# What the task asks
Can you print every line of the items below verbatim, with the pictures left out?

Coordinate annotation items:
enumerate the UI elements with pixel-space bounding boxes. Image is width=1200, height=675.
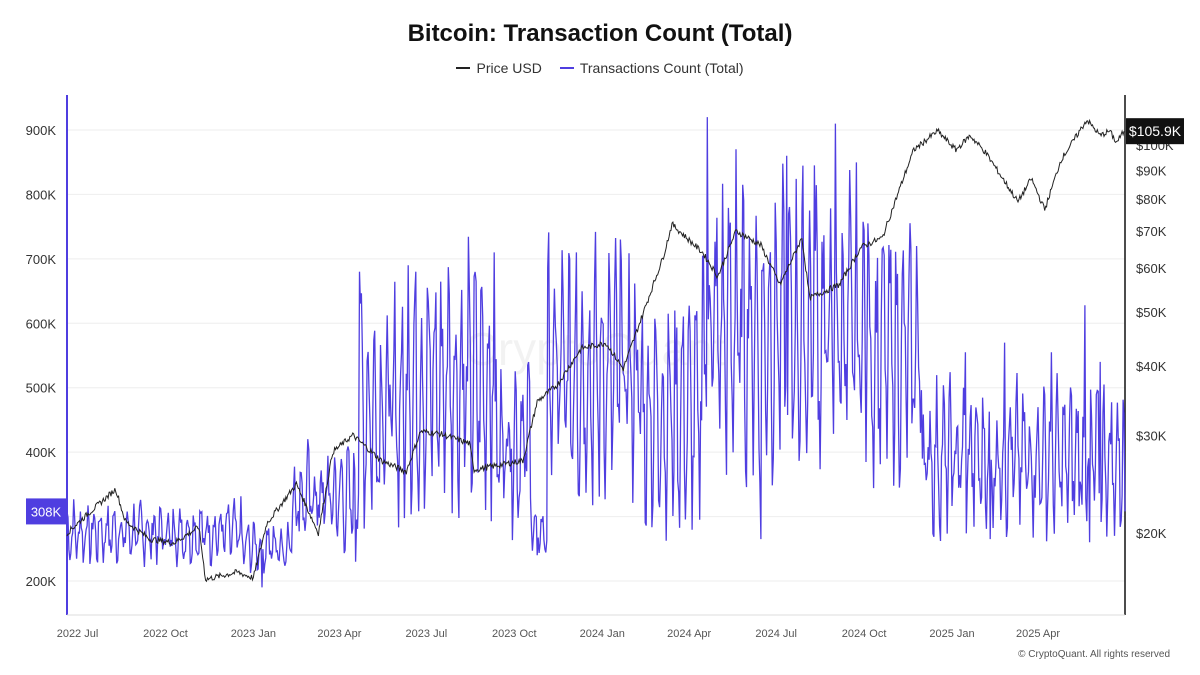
left-axis-tick-label: 500K: [26, 381, 57, 396]
current-tx-label: 308K: [31, 504, 62, 519]
series-line-price: [66, 118, 1125, 583]
legend-label-price: Price USD: [476, 60, 542, 76]
left-axis-tick-label: 400K: [26, 445, 57, 460]
legend-item-transactions[interactable]: Transactions Count (Total): [559, 60, 744, 76]
watermark: CryptoQuant: [465, 323, 726, 375]
x-axis-tick-label: 2024 Jan: [580, 628, 625, 640]
series-line-transactions: [66, 117, 1126, 588]
copyright-footer: © CryptoQuant. All rights reserved: [1018, 649, 1170, 660]
x-axis-tick-label: 2023 Jul: [406, 628, 448, 640]
legend-swatch-transactions: [559, 67, 574, 69]
left-axis-tick-label: 900K: [26, 123, 57, 138]
chart-title: Bitcoin: Transaction Count (Total): [407, 20, 793, 47]
x-axis-tick-label: 2024 Jul: [755, 628, 797, 640]
x-axis-tick-label: 2022 Jul: [57, 628, 99, 640]
right-axis-tick-label: $70K: [1136, 224, 1167, 239]
left-axis-tick-label: 800K: [26, 187, 57, 202]
x-axis-tick-label: 2024 Oct: [842, 628, 887, 640]
left-axis-tick-label: 200K: [26, 574, 57, 589]
right-axis-tick-label: $60K: [1136, 261, 1167, 276]
right-axis-tick-label: $90K: [1136, 163, 1167, 178]
x-axis-tick-label: 2022 Oct: [143, 628, 188, 640]
right-axis-tick-label: $40K: [1136, 359, 1167, 374]
x-axis-tick-label: 2024 Apr: [667, 628, 711, 640]
current-tx-badge: [26, 498, 66, 525]
legend-item-price[interactable]: Price USD: [456, 60, 542, 76]
right-axis-tick-label: $80K: [1136, 192, 1167, 207]
right-axis-tick-label: $20K: [1136, 526, 1167, 541]
right-axis-tick-label: $30K: [1136, 428, 1167, 443]
chart-legend: Price USD Transactions Count (Total): [0, 60, 1200, 76]
legend-label-transactions: Transactions Count (Total): [579, 60, 744, 76]
left-axis-tick-label: 700K: [26, 252, 57, 267]
current-price-badge: [1126, 118, 1184, 145]
right-axis-tick-label: $50K: [1136, 305, 1167, 320]
x-axis-tick-label: 2025 Jan: [929, 628, 974, 640]
legend-swatch-price: [456, 67, 471, 69]
x-axis-tick-label: 2023 Apr: [317, 628, 361, 640]
x-axis-tick-label: 2023 Oct: [492, 628, 537, 640]
x-axis-tick-label: 2023 Jan: [231, 628, 276, 640]
left-axis-tick-label: 600K: [26, 316, 57, 331]
x-axis-tick-label: 2025 Apr: [1016, 628, 1060, 640]
current-price-label: $105.9K: [1129, 123, 1182, 139]
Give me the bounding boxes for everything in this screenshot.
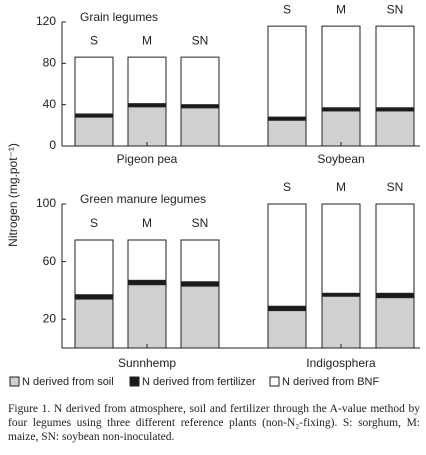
bar-segment bbox=[127, 279, 167, 286]
bar-segment bbox=[127, 239, 167, 281]
y-tick-label: 100 bbox=[36, 196, 56, 210]
chart: Nitrogen (mg.pot⁻¹) Grain legumes 0 40 80 12… bbox=[6, 2, 420, 388]
category-label: M bbox=[336, 180, 346, 194]
bar-segment bbox=[74, 116, 114, 147]
bar-segment bbox=[321, 110, 361, 147]
y-tick-label: 80 bbox=[43, 56, 57, 70]
bar-segment bbox=[180, 285, 220, 349]
category-label: M bbox=[142, 216, 152, 230]
bar-segment bbox=[180, 107, 220, 147]
bar-segment bbox=[127, 56, 167, 105]
category-label: S bbox=[90, 33, 98, 47]
legend-label: N derived from fertilizer bbox=[142, 376, 256, 388]
bar-segment bbox=[267, 203, 307, 307]
group-label: Soybean bbox=[317, 152, 364, 166]
y-axis-label: Nitrogen (mg.pot⁻¹) bbox=[6, 143, 20, 247]
bar-segment bbox=[321, 295, 361, 349]
category-label: S bbox=[283, 180, 291, 194]
category-label: S bbox=[90, 216, 98, 230]
panel-title: Green manure legumes bbox=[80, 192, 206, 206]
legend-swatch bbox=[269, 376, 280, 387]
category-label: SN bbox=[387, 180, 404, 194]
bar-segment bbox=[180, 281, 220, 287]
bar-segment bbox=[375, 203, 415, 294]
bar-segment bbox=[267, 310, 307, 349]
category-label: SN bbox=[387, 2, 404, 16]
bar-segment bbox=[180, 239, 220, 283]
bar-segment bbox=[267, 119, 307, 147]
category-label: M bbox=[142, 33, 152, 47]
bar-segment bbox=[127, 106, 167, 147]
bar-segment bbox=[127, 284, 167, 349]
bar-segment bbox=[267, 305, 307, 312]
y-tick-label: 40 bbox=[43, 97, 57, 111]
category-label: SN bbox=[192, 216, 209, 230]
legend-swatch bbox=[129, 376, 140, 387]
group-label: Pigeon pea bbox=[117, 152, 178, 166]
bar-segment bbox=[375, 292, 415, 299]
bar-segment bbox=[321, 203, 361, 294]
bar-segment bbox=[375, 297, 415, 349]
bar-segment bbox=[74, 56, 114, 115]
y-tick-label: 60 bbox=[43, 254, 57, 268]
legend-label: N derived from soil bbox=[22, 376, 114, 388]
bar-segment bbox=[180, 56, 220, 106]
category-label: S bbox=[283, 2, 291, 16]
group-label: Sunnhemp bbox=[118, 356, 176, 370]
category-label: SN bbox=[192, 33, 209, 47]
bar-segment bbox=[321, 25, 361, 109]
bar-segment bbox=[267, 25, 307, 118]
figure-caption: Figure 1. N derived from atmosphere, soi… bbox=[8, 403, 420, 443]
y-tick-label: 120 bbox=[36, 14, 56, 28]
y-tick-label: 0 bbox=[49, 138, 56, 152]
legend-swatch bbox=[9, 376, 20, 387]
bar-segment bbox=[74, 239, 114, 296]
group-label: Indigosphera bbox=[306, 356, 376, 370]
bar-segment bbox=[74, 294, 114, 300]
bar-segment bbox=[375, 25, 415, 109]
panel-title: Grain legumes bbox=[80, 10, 158, 24]
category-label: M bbox=[336, 2, 346, 16]
bar-segment bbox=[74, 298, 114, 349]
y-tick-label: 20 bbox=[43, 311, 57, 325]
bar-segment bbox=[375, 110, 415, 147]
legend-label: N derived from BNF bbox=[282, 376, 379, 388]
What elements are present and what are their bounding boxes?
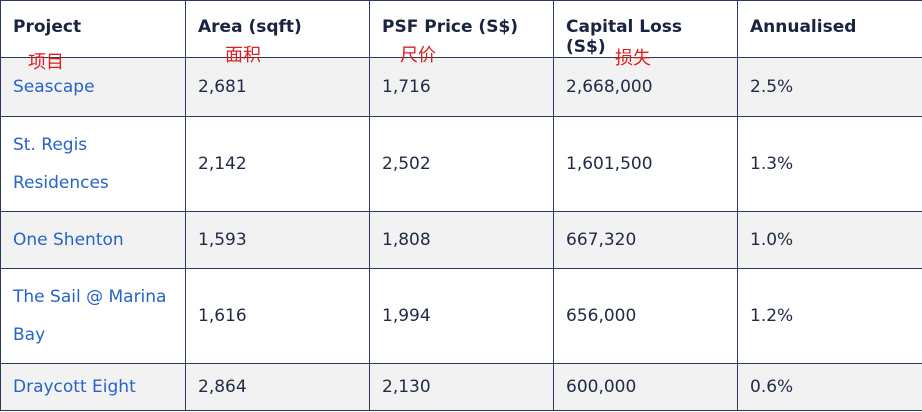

# Exercise response
enumerate the UI elements with pixel-space bounding boxes. Image is width=1200, height=675.
left-axis-tick-label: 500K: [26, 381, 57, 396]
current-tx-label: 308K: [31, 504, 62, 519]
series-line-price: [66, 118, 1125, 583]
legend-label-price: Price USD: [476, 60, 542, 76]
left-axis-tick-label: 400K: [26, 445, 57, 460]
legend-item-transactions[interactable]: Transactions Count (Total): [559, 60, 744, 76]
watermark: CryptoQuant: [465, 323, 726, 375]
x-axis-tick-label: 2024 Jan: [580, 628, 625, 640]
series-line-transactions: [66, 117, 1126, 588]
copyright-footer: © CryptoQuant. All rights reserved: [1018, 649, 1170, 660]
x-axis-tick-label: 2023 Jul: [406, 628, 448, 640]
legend-swatch-transactions: [559, 67, 574, 69]
left-axis-tick-label: 900K: [26, 123, 57, 138]
chart-title: Bitcoin: Transaction Count (Total): [407, 20, 793, 47]
x-axis-tick-label: 2024 Jul: [755, 628, 797, 640]
x-axis-tick-label: 2022 Jul: [57, 628, 99, 640]
right-axis-tick-label: $70K: [1136, 224, 1167, 239]
left-axis-tick-label: 800K: [26, 187, 57, 202]
x-axis-tick-label: 2024 Oct: [842, 628, 887, 640]
left-axis-tick-label: 200K: [26, 574, 57, 589]
right-axis-tick-label: $60K: [1136, 261, 1167, 276]
right-axis-tick-label: $90K: [1136, 163, 1167, 178]
x-axis-tick-label: 2022 Oct: [143, 628, 188, 640]
right-axis-tick-label: $40K: [1136, 359, 1167, 374]
x-axis-tick-label: 2024 Apr: [667, 628, 711, 640]
current-tx-badge: [26, 498, 66, 525]
legend-item-price[interactable]: Price USD: [456, 60, 542, 76]
right-axis-tick-label: $80K: [1136, 192, 1167, 207]
right-axis-tick-label: $20K: [1136, 526, 1167, 541]
right-axis-tick-label: $30K: [1136, 428, 1167, 443]
chart-legend: Price USD Transactions Count (Total): [0, 60, 1200, 76]
legend-label-transactions: Transactions Count (Total): [579, 60, 744, 76]
left-axis-tick-label: 700K: [26, 252, 57, 267]
current-price-badge: [1126, 118, 1184, 145]
right-axis-tick-label: $50K: [1136, 305, 1167, 320]
x-axis-tick-label: 2025 Jan: [929, 628, 974, 640]
legend-swatch-price: [456, 67, 471, 69]
x-axis-tick-label: 2023 Apr: [317, 628, 361, 640]
x-axis-tick-label: 2023 Oct: [492, 628, 537, 640]
x-axis-tick-label: 2023 Jan: [231, 628, 276, 640]
left-axis-tick-label: 600K: [26, 316, 57, 331]
x-axis-tick-label: 2025 Apr: [1016, 628, 1060, 640]
current-price-label: $105.9K: [1129, 123, 1182, 139]
Give me the bounding boxes for everything in this screenshot.
bar-segment bbox=[127, 279, 167, 286]
bar-segment bbox=[127, 239, 167, 281]
y-tick-label: 100 bbox=[36, 196, 56, 210]
chart: Nitrogen (mg.pot⁻¹) Grain legumes 0 40 80 12… bbox=[6, 2, 420, 388]
category-label: M bbox=[336, 180, 346, 194]
bar-segment bbox=[74, 116, 114, 147]
bar-segment bbox=[321, 110, 361, 147]
y-tick-label: 80 bbox=[43, 56, 57, 70]
bar-segment bbox=[180, 285, 220, 349]
category-label: M bbox=[142, 216, 152, 230]
bar-segment bbox=[180, 107, 220, 147]
bar-segment bbox=[127, 56, 167, 105]
category-label: S bbox=[90, 33, 98, 47]
legend-label: N derived from fertilizer bbox=[142, 376, 256, 388]
bar-segment bbox=[267, 203, 307, 307]
group-label: Soybean bbox=[317, 152, 364, 166]
y-axis-label: Nitrogen (mg.pot⁻¹) bbox=[6, 143, 20, 247]
bar-segment bbox=[321, 295, 361, 349]
category-label: S bbox=[283, 180, 291, 194]
category-label: S bbox=[90, 216, 98, 230]
panel-title: Green manure legumes bbox=[80, 192, 206, 206]
legend-swatch bbox=[269, 376, 280, 387]
category-label: SN bbox=[387, 180, 404, 194]
bar-segment bbox=[180, 281, 220, 287]
bar-segment bbox=[375, 203, 415, 294]
bar-segment bbox=[267, 310, 307, 349]
category-label: SN bbox=[387, 2, 404, 16]
bar-segment bbox=[180, 239, 220, 283]
bar-segment bbox=[267, 119, 307, 147]
category-label: M bbox=[142, 33, 152, 47]
bar-segment bbox=[127, 106, 167, 147]
bar-segment bbox=[127, 284, 167, 349]
bar-segment bbox=[267, 305, 307, 312]
y-tick-label: 40 bbox=[43, 97, 57, 111]
category-label: SN bbox=[192, 216, 209, 230]
legend-swatch bbox=[129, 376, 140, 387]
group-label: Pigeon pea bbox=[117, 152, 178, 166]
bar-segment bbox=[375, 292, 415, 299]
bar-segment bbox=[321, 203, 361, 294]
bar-segment bbox=[375, 297, 415, 349]
bar-segment bbox=[74, 56, 114, 115]
y-tick-label: 60 bbox=[43, 254, 57, 268]
legend-label: N derived from soil bbox=[22, 376, 114, 388]
bar-segment bbox=[180, 56, 220, 106]
category-label: S bbox=[283, 2, 291, 16]
group-label: Sunnhemp bbox=[118, 356, 176, 370]
category-label: SN bbox=[192, 33, 209, 47]
bar-segment bbox=[321, 25, 361, 109]
bar-segment bbox=[267, 25, 307, 118]
figure-caption: Figure 1. N derived from atmosphere, soi… bbox=[8, 403, 420, 443]
y-tick-label: 120 bbox=[36, 14, 56, 28]
y-tick-label: 0 bbox=[49, 138, 56, 152]
legend-swatch bbox=[9, 376, 20, 387]
bar-segment bbox=[74, 239, 114, 296]
group-label: Indigosphera bbox=[306, 356, 376, 370]
bar-segment bbox=[74, 294, 114, 300]
bar-segment bbox=[375, 25, 415, 109]
panel-title: Grain legumes bbox=[80, 10, 158, 24]
category-label: M bbox=[336, 2, 346, 16]
bar-segment bbox=[74, 298, 114, 349]
y-tick-label: 20 bbox=[43, 311, 57, 325]
bar-segment bbox=[375, 110, 415, 147]
legend-label: N derived from BNF bbox=[282, 376, 379, 388]
What elements are present and what are their bounding boxes?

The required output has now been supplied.